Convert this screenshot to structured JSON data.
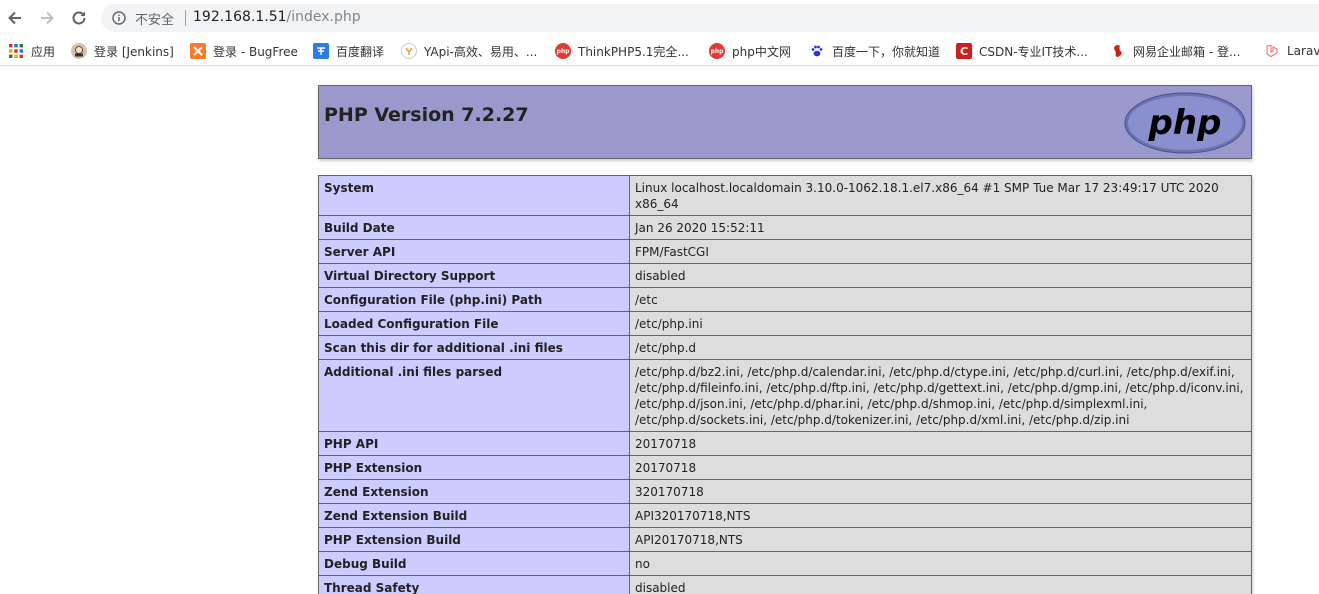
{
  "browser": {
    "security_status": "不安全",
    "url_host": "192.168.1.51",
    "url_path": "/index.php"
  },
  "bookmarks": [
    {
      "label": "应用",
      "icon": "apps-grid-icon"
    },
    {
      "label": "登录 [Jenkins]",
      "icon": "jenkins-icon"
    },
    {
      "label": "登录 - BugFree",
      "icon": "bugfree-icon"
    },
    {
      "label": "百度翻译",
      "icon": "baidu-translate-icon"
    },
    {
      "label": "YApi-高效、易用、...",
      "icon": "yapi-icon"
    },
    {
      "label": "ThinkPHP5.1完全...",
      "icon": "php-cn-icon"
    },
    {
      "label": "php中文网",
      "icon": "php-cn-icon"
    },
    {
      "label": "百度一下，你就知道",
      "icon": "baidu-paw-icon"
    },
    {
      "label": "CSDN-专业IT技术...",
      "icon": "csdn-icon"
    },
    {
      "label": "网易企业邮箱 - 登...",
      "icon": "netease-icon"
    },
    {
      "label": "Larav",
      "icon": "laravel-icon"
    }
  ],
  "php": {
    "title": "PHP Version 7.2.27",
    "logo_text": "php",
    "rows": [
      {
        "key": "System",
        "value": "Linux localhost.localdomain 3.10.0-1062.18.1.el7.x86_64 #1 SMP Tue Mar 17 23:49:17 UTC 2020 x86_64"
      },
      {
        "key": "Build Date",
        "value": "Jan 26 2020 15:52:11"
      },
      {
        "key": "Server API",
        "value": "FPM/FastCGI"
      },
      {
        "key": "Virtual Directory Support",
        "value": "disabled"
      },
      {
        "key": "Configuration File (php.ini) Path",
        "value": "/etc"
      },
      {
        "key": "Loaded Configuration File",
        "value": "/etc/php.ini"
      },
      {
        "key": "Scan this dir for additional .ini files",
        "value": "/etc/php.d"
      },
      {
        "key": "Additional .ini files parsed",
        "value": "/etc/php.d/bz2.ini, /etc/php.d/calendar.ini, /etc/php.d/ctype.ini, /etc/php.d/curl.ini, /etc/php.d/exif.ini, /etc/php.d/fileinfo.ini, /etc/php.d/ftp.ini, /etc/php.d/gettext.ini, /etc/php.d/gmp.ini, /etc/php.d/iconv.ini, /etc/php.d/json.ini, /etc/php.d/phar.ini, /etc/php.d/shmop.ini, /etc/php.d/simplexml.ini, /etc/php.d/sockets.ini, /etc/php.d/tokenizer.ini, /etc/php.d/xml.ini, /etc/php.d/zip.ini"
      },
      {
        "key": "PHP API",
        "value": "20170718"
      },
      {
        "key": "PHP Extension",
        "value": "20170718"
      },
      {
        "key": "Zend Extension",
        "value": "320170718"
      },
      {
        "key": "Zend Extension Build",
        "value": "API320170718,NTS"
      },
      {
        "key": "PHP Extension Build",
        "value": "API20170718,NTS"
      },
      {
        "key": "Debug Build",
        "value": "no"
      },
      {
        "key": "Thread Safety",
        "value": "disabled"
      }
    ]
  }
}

**WHAT YOU WILL DO:** Pull every line containing the word "Build" out of the material and copy it.

**TASK RESPONSE:**
        "key": "Build Date",
        "key": "Zend Extension Build",
        "key": "PHP Extension Build",
        "key": "Debug Build",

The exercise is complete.